■ **Work to be completed**
Single out the lines of the material that contain "nous" and copy them.

■ **Supplied records**
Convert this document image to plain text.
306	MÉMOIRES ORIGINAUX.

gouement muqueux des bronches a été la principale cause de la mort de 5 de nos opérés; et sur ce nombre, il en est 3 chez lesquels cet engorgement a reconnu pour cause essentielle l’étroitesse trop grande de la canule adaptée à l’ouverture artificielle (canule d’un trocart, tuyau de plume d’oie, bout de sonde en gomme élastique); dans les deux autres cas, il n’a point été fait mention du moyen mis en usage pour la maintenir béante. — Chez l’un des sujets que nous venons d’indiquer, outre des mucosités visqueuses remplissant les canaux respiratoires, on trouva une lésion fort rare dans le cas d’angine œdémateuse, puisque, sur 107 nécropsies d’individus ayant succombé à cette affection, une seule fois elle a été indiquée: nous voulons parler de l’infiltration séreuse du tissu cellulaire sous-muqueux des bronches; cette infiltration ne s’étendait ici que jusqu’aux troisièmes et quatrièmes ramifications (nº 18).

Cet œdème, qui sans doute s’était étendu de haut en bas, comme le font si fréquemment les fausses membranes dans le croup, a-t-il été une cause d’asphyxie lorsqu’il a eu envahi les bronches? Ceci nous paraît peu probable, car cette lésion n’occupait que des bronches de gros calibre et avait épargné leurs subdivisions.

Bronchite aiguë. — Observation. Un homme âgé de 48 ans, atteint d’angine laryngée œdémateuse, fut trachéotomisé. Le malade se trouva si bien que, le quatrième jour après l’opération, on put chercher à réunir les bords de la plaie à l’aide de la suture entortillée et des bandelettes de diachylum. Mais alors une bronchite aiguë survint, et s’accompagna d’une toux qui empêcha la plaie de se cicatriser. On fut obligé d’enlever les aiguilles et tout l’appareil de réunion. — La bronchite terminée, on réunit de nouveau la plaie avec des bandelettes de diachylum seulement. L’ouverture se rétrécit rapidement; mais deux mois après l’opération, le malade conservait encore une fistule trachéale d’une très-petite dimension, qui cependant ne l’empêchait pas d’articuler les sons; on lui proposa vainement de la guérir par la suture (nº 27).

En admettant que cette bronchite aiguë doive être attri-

■ **Result for this exercise**
gouement muqueux des bronches a été la principale cause de la mort de 5 de nos opérés; et sur ce nombre, il en est 3 chez lesquels cet engorgement a reconnu pour cause essentielle l’étroitesse trop grande de la canule adaptée à l’ouverture artificielle (canule d’un trocart, tuyau de plume d’oie, bout de sonde en gomme élastique); dans les deux autres cas, il n’a point été fait mention du moyen mis en usage pour la maintenir béante. — Chez l’un des sujets que nous venons d’indiquer, outre des mucosités visqueuses remplissant les canaux respiratoires, on trouva une lésion fort rare dans le cas d’angine œdémateuse, puisque, sur 107 nécropsies d’individus ayant succombé à cette affection, une seule fois elle a été indiquée: nous voulons parler de l’infiltration séreuse du tissu cellulaire sous-muqueux des bronches; cette infiltration ne s’étendait ici que jusqu’aux troisièmes et quatrièmes ramifications (nº 18).
Cet œdème, qui sans doute s’était étendu de haut en bas, comme le font si fréquemment les fausses membranes dans le croup, a-t-il été une cause d’asphyxie lorsqu’il a eu envahi les bronches? Ceci nous paraît peu probable, car cette lésion n’occupait que des bronches de gros calibre et avait épargné leurs subdivisions.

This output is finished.